Without the pictures, return each record as it appears.

(Records contained in a dataset)
---*---
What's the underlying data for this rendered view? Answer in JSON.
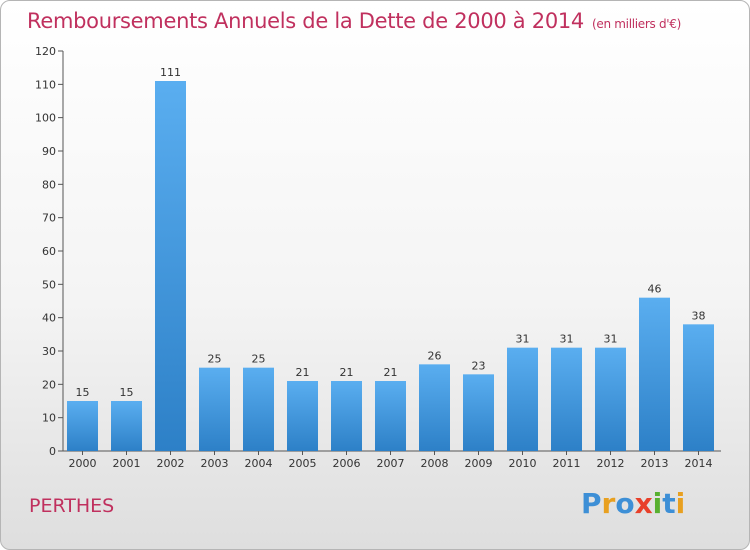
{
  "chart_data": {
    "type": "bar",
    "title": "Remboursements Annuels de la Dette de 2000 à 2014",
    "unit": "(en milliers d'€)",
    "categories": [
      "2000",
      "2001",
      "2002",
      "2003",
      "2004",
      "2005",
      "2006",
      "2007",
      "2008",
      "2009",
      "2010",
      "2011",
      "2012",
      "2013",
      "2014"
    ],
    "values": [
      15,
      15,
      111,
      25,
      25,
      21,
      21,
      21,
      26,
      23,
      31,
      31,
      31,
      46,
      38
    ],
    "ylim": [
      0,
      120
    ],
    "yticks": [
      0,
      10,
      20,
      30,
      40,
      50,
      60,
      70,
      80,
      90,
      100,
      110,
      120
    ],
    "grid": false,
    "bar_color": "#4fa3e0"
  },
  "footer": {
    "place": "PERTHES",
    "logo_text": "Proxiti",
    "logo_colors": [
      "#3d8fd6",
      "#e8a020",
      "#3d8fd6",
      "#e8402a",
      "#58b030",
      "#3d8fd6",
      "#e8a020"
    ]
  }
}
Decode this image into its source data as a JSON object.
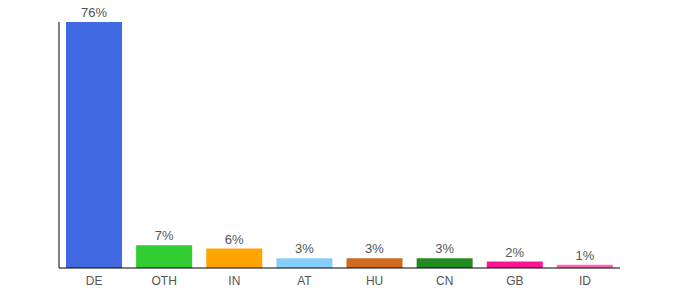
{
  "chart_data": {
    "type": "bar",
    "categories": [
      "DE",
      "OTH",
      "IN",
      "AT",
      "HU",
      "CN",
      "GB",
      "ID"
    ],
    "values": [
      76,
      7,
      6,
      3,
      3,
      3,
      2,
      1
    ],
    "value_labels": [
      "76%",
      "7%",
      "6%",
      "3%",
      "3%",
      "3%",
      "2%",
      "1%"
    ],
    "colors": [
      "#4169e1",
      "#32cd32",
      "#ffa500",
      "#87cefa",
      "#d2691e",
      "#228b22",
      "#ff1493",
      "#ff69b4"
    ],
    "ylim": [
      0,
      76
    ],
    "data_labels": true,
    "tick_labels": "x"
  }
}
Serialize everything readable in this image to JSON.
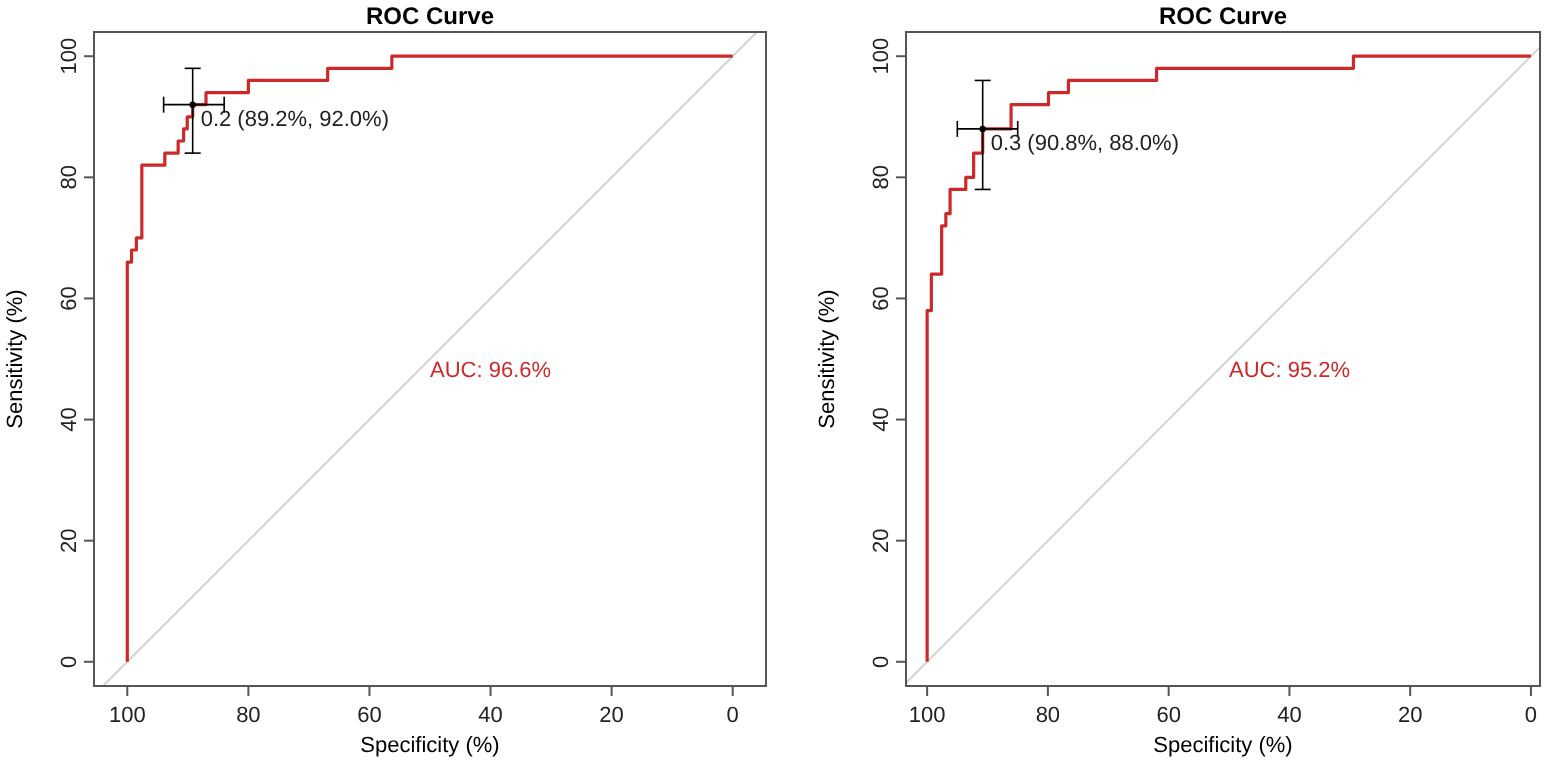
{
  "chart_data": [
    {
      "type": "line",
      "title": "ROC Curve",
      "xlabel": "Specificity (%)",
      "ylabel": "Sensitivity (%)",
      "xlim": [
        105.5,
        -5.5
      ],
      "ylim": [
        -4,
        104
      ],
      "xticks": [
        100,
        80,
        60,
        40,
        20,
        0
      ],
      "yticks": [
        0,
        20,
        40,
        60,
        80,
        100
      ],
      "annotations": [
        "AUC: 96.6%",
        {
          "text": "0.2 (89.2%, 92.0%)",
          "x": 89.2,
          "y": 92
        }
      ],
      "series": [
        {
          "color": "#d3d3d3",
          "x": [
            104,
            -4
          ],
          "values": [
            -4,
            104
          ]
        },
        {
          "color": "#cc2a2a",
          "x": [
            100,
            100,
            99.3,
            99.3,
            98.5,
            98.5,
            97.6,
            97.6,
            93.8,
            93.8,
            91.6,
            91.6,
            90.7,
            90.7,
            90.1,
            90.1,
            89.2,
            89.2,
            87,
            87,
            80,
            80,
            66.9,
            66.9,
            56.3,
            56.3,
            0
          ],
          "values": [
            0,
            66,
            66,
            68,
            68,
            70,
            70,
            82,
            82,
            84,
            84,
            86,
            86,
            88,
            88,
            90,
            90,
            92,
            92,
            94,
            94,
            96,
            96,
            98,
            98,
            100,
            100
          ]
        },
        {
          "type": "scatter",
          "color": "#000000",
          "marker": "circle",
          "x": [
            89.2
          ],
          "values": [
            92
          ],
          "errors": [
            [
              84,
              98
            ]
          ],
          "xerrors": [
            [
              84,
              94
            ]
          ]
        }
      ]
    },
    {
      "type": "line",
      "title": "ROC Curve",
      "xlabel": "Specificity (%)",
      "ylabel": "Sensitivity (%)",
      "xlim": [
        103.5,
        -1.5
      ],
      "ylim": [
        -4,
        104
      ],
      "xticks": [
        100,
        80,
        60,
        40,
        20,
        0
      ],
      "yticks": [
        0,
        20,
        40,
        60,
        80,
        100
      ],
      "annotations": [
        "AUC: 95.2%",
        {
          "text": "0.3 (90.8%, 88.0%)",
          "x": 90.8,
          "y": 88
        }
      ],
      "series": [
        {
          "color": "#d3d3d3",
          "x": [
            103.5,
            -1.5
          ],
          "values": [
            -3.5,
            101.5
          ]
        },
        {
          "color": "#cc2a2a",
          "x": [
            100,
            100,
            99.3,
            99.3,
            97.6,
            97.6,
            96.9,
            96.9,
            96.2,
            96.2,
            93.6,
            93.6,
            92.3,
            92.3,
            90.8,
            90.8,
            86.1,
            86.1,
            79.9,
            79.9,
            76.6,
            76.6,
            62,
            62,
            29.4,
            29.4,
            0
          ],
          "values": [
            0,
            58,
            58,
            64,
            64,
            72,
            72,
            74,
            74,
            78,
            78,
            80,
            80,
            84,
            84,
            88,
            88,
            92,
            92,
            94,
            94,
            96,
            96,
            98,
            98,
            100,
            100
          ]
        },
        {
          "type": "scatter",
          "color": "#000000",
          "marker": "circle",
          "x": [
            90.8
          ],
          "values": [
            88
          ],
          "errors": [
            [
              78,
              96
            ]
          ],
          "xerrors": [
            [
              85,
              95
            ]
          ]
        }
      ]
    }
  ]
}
---*---
> [Output of the task]
What's the underlying data for this rendered view? Answer in JSON.
{
  "chart_data": {
    "type": "bar",
    "title": "Remboursements Annuels de la Dette de 2000 à 2014",
    "unit": "(en milliers d'€)",
    "categories": [
      "2000",
      "2001",
      "2002",
      "2003",
      "2004",
      "2005",
      "2006",
      "2007",
      "2008",
      "2009",
      "2010",
      "2011",
      "2012",
      "2013",
      "2014"
    ],
    "values": [
      15,
      15,
      111,
      25,
      25,
      21,
      21,
      21,
      26,
      23,
      31,
      31,
      31,
      46,
      38
    ],
    "ylim": [
      0,
      120
    ],
    "yticks": [
      0,
      10,
      20,
      30,
      40,
      50,
      60,
      70,
      80,
      90,
      100,
      110,
      120
    ],
    "grid": false,
    "bar_color": "#4fa3e0"
  },
  "footer": {
    "place": "PERTHES",
    "logo_text": "Proxiti",
    "logo_colors": [
      "#3d8fd6",
      "#e8a020",
      "#3d8fd6",
      "#e8402a",
      "#58b030",
      "#3d8fd6",
      "#e8a020"
    ]
  }
}
Decode this image into its source data as a JSON object.
{
  "chart_data": {
    "type": "bar",
    "categories": [
      "DE",
      "OTH",
      "IN",
      "AT",
      "HU",
      "CN",
      "GB",
      "ID"
    ],
    "values": [
      76,
      7,
      6,
      3,
      3,
      3,
      2,
      1
    ],
    "value_labels": [
      "76%",
      "7%",
      "6%",
      "3%",
      "3%",
      "3%",
      "2%",
      "1%"
    ],
    "colors": [
      "#4169e1",
      "#32cd32",
      "#ffa500",
      "#87cefa",
      "#d2691e",
      "#228b22",
      "#ff1493",
      "#ff69b4"
    ],
    "ylim": [
      0,
      76
    ],
    "data_labels": true,
    "tick_labels": "x"
  }
}
Serialize everything readable in this image to JSON.
{
  "chart_data": [
    {
      "type": "line",
      "title": "ROC Curve",
      "xlabel": "Specificity (%)",
      "ylabel": "Sensitivity (%)",
      "xlim": [
        105.5,
        -5.5
      ],
      "ylim": [
        -4,
        104
      ],
      "xticks": [
        100,
        80,
        60,
        40,
        20,
        0
      ],
      "yticks": [
        0,
        20,
        40,
        60,
        80,
        100
      ],
      "annotations": [
        "AUC: 96.6%",
        {
          "text": "0.2 (89.2%, 92.0%)",
          "x": 89.2,
          "y": 92
        }
      ],
      "series": [
        {
          "color": "#d3d3d3",
          "x": [
            104,
            -4
          ],
          "values": [
            -4,
            104
          ]
        },
        {
          "color": "#cc2a2a",
          "x": [
            100,
            100,
            99.3,
            99.3,
            98.5,
            98.5,
            97.6,
            97.6,
            93.8,
            93.8,
            91.6,
            91.6,
            90.7,
            90.7,
            90.1,
            90.1,
            89.2,
            89.2,
            87,
            87,
            80,
            80,
            66.9,
            66.9,
            56.3,
            56.3,
            0
          ],
          "values": [
            0,
            66,
            66,
            68,
            68,
            70,
            70,
            82,
            82,
            84,
            84,
            86,
            86,
            88,
            88,
            90,
            90,
            92,
            92,
            94,
            94,
            96,
            96,
            98,
            98,
            100,
            100
          ]
        },
        {
          "type": "scatter",
          "color": "#000000",
          "marker": "circle",
          "x": [
            89.2
          ],
          "values": [
            92
          ],
          "errors": [
            [
              84,
              98
            ]
          ],
          "xerrors": [
            [
              84,
              94
            ]
          ]
        }
      ]
    },
    {
      "type": "line",
      "title": "ROC Curve",
      "xlabel": "Specificity (%)",
      "ylabel": "Sensitivity (%)",
      "xlim": [
        103.5,
        -1.5
      ],
      "ylim": [
        -4,
        104
      ],
      "xticks": [
        100,
        80,
        60,
        40,
        20,
        0
      ],
      "yticks": [
        0,
        20,
        40,
        60,
        80,
        100
      ],
      "annotations": [
        "AUC: 95.2%",
        {
          "text": "0.3 (90.8%, 88.0%)",
          "x": 90.8,
          "y": 88
        }
      ],
      "series": [
        {
          "color": "#d3d3d3",
          "x": [
            103.5,
            -1.5
          ],
          "values": [
            -3.5,
            101.5
          ]
        },
        {
          "color": "#cc2a2a",
          "x": [
            100,
            100,
            99.3,
            99.3,
            97.6,
            97.6,
            96.9,
            96.9,
            96.2,
            96.2,
            93.6,
            93.6,
            92.3,
            92.3,
            90.8,
            90.8,
            86.1,
            86.1,
            79.9,
            79.9,
            76.6,
            76.6,
            62,
            62,
            29.4,
            29.4,
            0
          ],
          "values": [
            0,
            58,
            58,
            64,
            64,
            72,
            72,
            74,
            74,
            78,
            78,
            80,
            80,
            84,
            84,
            88,
            88,
            92,
            92,
            94,
            94,
            96,
            96,
            98,
            98,
            100,
            100
          ]
        },
        {
          "type": "scatter",
          "color": "#000000",
          "marker": "circle",
          "x": [
            90.8
          ],
          "values": [
            88
          ],
          "errors": [
            [
              78,
              96
            ]
          ],
          "xerrors": [
            [
              85,
              95
            ]
          ]
        }
      ]
    }
  ]
}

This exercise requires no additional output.